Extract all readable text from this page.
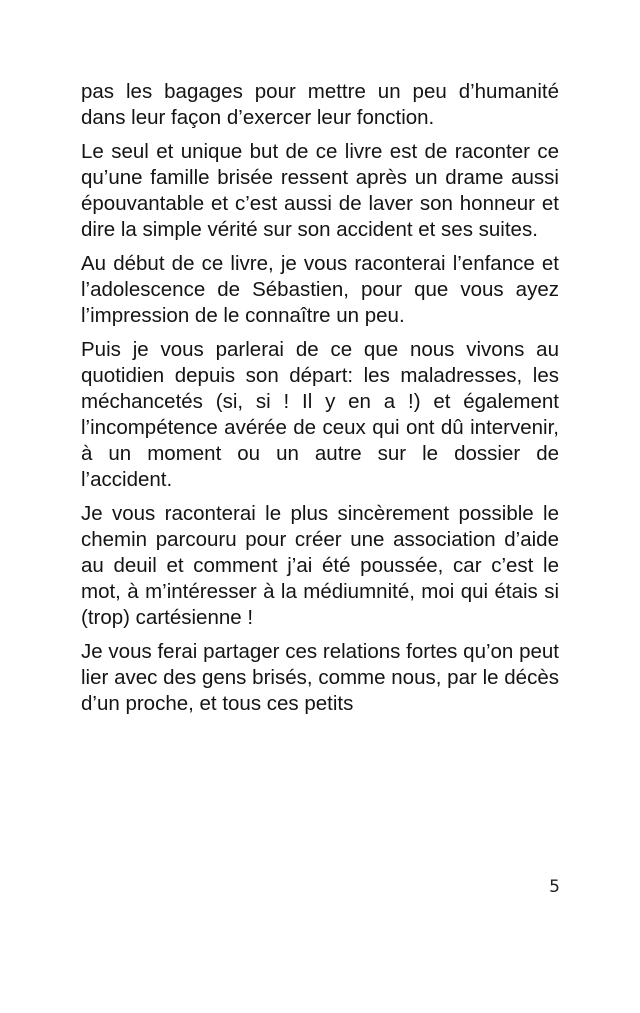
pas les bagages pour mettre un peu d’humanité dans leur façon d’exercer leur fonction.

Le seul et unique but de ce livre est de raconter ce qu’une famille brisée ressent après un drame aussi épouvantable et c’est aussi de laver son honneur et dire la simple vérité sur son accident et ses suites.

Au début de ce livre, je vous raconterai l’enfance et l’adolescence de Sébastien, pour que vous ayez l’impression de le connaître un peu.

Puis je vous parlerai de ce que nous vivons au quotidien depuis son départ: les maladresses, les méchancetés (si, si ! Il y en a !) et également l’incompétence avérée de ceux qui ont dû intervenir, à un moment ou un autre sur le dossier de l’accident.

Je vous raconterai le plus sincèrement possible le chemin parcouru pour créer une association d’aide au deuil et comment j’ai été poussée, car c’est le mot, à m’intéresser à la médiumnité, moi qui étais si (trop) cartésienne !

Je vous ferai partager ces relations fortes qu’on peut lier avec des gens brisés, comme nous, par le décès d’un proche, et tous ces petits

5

○ ○ ○ ○ ○

# Exercise instructions
Where a line of the records above holds the word "accident", copy that line.

# Final result
Le seul et unique but de ce livre est de raconter ce qu’une famille brisée ressent après un drame aussi épouvantable et c’est aussi de laver son honneur et dire la simple vérité sur son accident et ses suites.
Puis je vous parlerai de ce que nous vivons au quotidien depuis son départ: les maladresses, les méchancetés (si, si ! Il y en a !) et également l’incompétence avérée de ceux qui ont dû intervenir, à un moment ou un autre sur le dossier de l’accident.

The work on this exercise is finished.